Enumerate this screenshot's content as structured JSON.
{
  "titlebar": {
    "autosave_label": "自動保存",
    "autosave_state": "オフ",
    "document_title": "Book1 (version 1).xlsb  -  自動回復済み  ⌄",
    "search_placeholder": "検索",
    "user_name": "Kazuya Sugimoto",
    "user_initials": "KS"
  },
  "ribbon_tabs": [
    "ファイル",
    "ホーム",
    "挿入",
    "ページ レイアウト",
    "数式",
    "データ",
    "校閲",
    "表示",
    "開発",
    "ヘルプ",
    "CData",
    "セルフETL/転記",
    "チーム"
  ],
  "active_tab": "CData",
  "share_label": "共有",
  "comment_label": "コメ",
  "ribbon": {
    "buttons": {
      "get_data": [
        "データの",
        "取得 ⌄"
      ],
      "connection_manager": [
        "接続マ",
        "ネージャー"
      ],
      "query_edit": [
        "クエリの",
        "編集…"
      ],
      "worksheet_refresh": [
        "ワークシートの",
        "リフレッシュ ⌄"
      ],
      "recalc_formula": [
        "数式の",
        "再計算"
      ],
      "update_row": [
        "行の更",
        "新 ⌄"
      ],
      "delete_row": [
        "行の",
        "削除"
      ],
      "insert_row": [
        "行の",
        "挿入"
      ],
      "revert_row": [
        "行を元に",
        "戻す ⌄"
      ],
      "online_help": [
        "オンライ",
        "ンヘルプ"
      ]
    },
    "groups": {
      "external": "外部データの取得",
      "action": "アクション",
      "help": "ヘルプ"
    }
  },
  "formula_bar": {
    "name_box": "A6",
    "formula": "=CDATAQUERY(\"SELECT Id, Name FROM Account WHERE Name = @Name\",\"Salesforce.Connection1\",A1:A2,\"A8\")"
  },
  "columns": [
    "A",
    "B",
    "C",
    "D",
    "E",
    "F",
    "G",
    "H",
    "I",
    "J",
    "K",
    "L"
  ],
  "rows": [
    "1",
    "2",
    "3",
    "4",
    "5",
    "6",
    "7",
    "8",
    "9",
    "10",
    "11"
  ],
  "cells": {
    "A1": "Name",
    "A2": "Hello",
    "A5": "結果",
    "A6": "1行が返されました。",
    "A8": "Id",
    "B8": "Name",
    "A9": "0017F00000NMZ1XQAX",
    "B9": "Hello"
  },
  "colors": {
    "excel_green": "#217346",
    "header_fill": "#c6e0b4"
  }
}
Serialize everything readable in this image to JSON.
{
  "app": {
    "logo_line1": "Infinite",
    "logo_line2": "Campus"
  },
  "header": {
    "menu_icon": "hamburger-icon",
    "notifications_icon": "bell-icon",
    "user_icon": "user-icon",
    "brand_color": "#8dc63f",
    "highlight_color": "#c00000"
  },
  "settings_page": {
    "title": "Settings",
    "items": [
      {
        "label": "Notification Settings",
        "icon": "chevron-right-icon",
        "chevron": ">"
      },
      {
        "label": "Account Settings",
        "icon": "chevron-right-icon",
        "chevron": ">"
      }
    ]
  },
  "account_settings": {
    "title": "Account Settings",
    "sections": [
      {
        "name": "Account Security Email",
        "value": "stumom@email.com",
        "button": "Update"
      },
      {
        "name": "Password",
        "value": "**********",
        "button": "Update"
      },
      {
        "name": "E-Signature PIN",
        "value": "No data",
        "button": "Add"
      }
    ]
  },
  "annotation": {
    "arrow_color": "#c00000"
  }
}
***
Given exercise — Retype the records above exactly.

Answer to the exercise —
Enumerate this screenshot's content as structured JSON.
{
  "titlebar": {
    "autosave_label": "自動保存",
    "autosave_state": "オフ",
    "document_title": "Book1 (version 1).xlsb  -  自動回復済み  ⌄",
    "search_placeholder": "検索",
    "user_name": "Kazuya Sugimoto",
    "user_initials": "KS"
  },
  "ribbon_tabs": [
    "ファイル",
    "ホーム",
    "挿入",
    "ページ レイアウト",
    "数式",
    "データ",
    "校閲",
    "表示",
    "開発",
    "ヘルプ",
    "CData",
    "セルフETL/転記",
    "チーム"
  ],
  "active_tab": "CData",
  "share_label": "共有",
  "comment_label": "コメ",
  "ribbon": {
    "buttons": {
      "get_data": [
        "データの",
        "取得 ⌄"
      ],
      "connection_manager": [
        "接続マ",
        "ネージャー"
      ],
      "query_edit": [
        "クエリの",
        "編集…"
      ],
      "worksheet_refresh": [
        "ワークシートの",
        "リフレッシュ ⌄"
      ],
      "recalc_formula": [
        "数式の",
        "再計算"
      ],
      "update_row": [
        "行の更",
        "新 ⌄"
      ],
      "delete_row": [
        "行の",
        "削除"
      ],
      "insert_row": [
        "行の",
        "挿入"
      ],
      "revert_row": [
        "行を元に",
        "戻す ⌄"
      ],
      "online_help": [
        "オンライ",
        "ンヘルプ"
      ]
    },
    "groups": {
      "external": "外部データの取得",
      "action": "アクション",
      "help": "ヘルプ"
    }
  },
  "formula_bar": {
    "name_box": "A6",
    "formula": "=CDATAQUERY(\"SELECT Id, Name FROM Account WHERE Name = @Name\",\"Salesforce.Connection1\",A1:A2,\"A8\")"
  },
  "columns": [
    "A",
    "B",
    "C",
    "D",
    "E",
    "F",
    "G",
    "H",
    "I",
    "J",
    "K",
    "L"
  ],
  "rows": [
    "1",
    "2",
    "3",
    "4",
    "5",
    "6",
    "7",
    "8",
    "9",
    "10",
    "11"
  ],
  "cells": {
    "A1": "Name",
    "A2": "Hello",
    "A5": "結果",
    "A6": "1行が返されました。",
    "A8": "Id",
    "B8": "Name",
    "A9": "0017F00000NMZ1XQAX",
    "B9": "Hello"
  },
  "colors": {
    "excel_green": "#217346",
    "header_fill": "#c6e0b4"
  }
}
Serialize everything readable in this image to JSON.
{
  "app": {
    "logo_line1": "Infinite",
    "logo_line2": "Campus"
  },
  "header": {
    "menu_icon": "hamburger-icon",
    "notifications_icon": "bell-icon",
    "user_icon": "user-icon",
    "brand_color": "#8dc63f",
    "highlight_color": "#c00000"
  },
  "settings_page": {
    "title": "Settings",
    "items": [
      {
        "label": "Notification Settings",
        "icon": "chevron-right-icon",
        "chevron": ">"
      },
      {
        "label": "Account Settings",
        "icon": "chevron-right-icon",
        "chevron": ">"
      }
    ]
  },
  "account_settings": {
    "title": "Account Settings",
    "sections": [
      {
        "name": "Account Security Email",
        "value": "stumom@email.com",
        "button": "Update"
      },
      {
        "name": "Password",
        "value": "**********",
        "button": "Update"
      },
      {
        "name": "E-Signature PIN",
        "value": "No data",
        "button": "Add"
      }
    ]
  },
  "annotation": {
    "arrow_color": "#c00000"
  }
}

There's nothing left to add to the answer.